◆ SELECTED TEXT:
========================================

A U.S. military lab on Monday began the first of five early stage clinical trials to test the safety and ability of an investigational Zika purified inactivated vaccine.
A U.S. military lab on Monday began the first of five early stage clinical trials to test the safety and ability of an investigational Zika purified inactivated vaccine.
Seventy-five healthy adults will be recruited to participate in the trial at the Walter Reed Army Institute of Research (WRAIR) Clinical Trial Center in Maryland.
Given the concerns for immune enhancement with other similar flaviviruses, like yellow fever and Japanese encephalitis, this vaccine will be tested in some volunteers who will first be vaccinated against one of these other flaviviruses, the WRAIR said in a statement.
The study is expected to be completed by fall of 2018.
The vaccine in the trial contains whole Zika virus particles that have been inactivated, meaning that the virus cannot replicate and cause disease in humans. However, the protein shell of the inactivated virus remains intact so it can be recognized by the immune system and evoke an immune response.

========================================

◆ DATA:
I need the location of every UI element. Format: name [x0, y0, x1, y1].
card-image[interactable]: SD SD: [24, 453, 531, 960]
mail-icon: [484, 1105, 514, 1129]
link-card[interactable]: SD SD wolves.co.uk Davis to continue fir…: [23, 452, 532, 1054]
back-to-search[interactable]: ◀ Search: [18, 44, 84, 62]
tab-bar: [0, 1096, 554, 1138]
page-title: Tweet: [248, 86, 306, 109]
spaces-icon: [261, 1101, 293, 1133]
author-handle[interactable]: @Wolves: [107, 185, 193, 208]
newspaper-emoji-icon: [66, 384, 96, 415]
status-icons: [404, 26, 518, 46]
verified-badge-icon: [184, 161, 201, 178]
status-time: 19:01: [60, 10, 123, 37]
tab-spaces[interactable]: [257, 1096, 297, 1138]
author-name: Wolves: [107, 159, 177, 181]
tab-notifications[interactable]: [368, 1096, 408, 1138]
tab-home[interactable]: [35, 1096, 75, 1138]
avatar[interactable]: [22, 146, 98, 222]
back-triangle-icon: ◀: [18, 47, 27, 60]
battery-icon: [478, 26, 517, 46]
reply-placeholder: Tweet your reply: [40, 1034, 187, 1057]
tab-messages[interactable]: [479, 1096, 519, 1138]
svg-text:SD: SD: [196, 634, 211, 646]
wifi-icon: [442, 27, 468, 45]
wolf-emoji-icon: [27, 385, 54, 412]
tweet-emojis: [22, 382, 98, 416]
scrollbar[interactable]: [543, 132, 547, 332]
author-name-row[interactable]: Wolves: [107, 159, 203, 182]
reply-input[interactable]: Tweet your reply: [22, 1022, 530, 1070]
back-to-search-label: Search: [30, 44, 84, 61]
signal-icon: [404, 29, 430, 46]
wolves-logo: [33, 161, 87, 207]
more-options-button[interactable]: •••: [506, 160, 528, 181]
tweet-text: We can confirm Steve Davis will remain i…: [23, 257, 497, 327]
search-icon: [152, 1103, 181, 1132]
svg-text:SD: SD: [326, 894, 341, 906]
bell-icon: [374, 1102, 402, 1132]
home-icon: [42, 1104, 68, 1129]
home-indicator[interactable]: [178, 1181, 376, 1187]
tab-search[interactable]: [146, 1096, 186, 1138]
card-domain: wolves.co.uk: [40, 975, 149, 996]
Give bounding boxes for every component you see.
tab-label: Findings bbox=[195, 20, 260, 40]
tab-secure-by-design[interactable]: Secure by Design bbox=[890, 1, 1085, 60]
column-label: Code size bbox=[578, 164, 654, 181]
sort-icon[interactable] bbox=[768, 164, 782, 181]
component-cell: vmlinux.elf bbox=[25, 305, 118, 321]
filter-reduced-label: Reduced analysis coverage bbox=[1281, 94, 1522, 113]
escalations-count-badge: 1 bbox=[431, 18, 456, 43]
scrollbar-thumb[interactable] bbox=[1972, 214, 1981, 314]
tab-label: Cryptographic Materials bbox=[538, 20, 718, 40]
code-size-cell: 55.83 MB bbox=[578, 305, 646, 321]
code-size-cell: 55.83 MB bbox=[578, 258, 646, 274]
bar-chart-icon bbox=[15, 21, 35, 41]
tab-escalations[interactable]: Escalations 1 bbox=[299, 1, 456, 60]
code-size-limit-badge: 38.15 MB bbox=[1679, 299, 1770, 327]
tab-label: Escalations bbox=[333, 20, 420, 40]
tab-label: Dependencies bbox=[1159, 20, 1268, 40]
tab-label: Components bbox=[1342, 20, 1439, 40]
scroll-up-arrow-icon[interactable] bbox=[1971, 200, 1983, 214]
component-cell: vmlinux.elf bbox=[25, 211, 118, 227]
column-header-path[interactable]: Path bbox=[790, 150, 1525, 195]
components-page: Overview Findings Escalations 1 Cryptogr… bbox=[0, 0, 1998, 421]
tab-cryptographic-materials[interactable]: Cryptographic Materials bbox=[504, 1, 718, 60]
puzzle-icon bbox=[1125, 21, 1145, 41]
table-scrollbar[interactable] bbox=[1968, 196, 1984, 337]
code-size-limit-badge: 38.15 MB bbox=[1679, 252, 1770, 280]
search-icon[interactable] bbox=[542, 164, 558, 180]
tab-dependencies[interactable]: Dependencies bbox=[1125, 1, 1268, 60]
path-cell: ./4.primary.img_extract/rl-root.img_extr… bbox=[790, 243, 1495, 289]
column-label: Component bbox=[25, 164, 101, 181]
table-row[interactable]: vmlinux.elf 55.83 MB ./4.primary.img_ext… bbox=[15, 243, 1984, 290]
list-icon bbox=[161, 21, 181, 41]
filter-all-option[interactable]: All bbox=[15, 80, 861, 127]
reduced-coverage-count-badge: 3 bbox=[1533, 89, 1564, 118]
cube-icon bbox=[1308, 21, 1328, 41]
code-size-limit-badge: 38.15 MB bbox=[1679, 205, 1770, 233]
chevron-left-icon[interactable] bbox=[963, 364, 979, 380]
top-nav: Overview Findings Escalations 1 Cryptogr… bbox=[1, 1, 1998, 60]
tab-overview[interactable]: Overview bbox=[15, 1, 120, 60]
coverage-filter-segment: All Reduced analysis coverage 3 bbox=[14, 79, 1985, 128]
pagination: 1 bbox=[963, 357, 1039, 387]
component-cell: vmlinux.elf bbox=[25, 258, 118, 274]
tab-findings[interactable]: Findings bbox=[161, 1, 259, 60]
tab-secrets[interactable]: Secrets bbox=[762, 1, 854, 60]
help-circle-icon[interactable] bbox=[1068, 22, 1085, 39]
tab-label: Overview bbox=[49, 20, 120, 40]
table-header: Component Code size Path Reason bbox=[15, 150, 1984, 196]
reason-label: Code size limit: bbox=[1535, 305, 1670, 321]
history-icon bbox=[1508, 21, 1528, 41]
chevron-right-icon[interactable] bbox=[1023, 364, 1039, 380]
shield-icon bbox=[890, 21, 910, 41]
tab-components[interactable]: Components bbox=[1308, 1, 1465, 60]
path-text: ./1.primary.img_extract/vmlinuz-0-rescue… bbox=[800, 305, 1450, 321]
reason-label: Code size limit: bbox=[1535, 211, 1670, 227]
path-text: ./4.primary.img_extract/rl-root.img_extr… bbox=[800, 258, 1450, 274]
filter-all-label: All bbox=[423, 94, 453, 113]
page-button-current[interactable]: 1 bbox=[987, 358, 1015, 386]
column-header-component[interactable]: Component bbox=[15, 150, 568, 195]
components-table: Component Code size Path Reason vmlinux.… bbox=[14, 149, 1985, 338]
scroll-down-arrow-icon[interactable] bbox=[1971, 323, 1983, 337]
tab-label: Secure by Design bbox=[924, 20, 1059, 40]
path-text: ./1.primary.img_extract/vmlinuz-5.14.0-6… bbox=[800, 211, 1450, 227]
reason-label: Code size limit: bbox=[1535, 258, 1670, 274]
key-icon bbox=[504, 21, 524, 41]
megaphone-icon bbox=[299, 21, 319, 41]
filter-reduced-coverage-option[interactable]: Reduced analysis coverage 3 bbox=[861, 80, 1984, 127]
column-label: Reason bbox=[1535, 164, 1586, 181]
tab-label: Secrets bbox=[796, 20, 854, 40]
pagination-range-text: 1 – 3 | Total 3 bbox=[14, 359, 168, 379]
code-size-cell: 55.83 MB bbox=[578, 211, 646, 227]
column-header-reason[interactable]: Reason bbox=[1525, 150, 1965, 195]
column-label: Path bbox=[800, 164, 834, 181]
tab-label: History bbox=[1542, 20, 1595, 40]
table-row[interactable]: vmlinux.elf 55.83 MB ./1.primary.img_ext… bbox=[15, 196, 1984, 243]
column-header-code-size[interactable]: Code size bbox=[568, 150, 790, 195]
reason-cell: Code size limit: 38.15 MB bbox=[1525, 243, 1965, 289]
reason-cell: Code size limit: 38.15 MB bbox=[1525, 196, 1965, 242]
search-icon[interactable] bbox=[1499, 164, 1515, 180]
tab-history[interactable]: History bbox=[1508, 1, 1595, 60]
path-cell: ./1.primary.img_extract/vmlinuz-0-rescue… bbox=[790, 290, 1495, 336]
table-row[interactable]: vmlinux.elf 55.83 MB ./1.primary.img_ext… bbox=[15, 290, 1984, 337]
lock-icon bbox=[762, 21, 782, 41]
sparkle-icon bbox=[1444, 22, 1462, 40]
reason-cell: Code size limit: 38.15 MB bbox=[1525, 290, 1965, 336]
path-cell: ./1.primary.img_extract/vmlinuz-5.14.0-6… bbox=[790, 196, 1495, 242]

========================================

◆ TASK BRIEF:
Resume the news report on the Zika vaccine trial, continuing directly after its last sentence.

◆ RESPONSE TO THIS TASK:
An earlier preclinical study found that rhesus monkeys that were vaccinated with the vaccine developed a strong immune response and were protected against two strains of Zika virus.
WRAIR's investigational Zika vaccine will also be included as a part of a U.S. National Institutes of Health trial that began in August.
The NIH study will test it as a boost vaccination to its DNA Zika vaccine, which entered Phase one clinical trials in August.
That vaccine uses a small, circular piece of DNA, called a plasmid, that is injected into the arm muscle to induce an immune response.
In addition, three other Phase one trials to evaluate the new Zika vaccine are scheduled to launch later this years in St. Louis University, Beth Israel Deaconess Medical Center, Ponce Health Sciences University in Puerto Rico, respectively.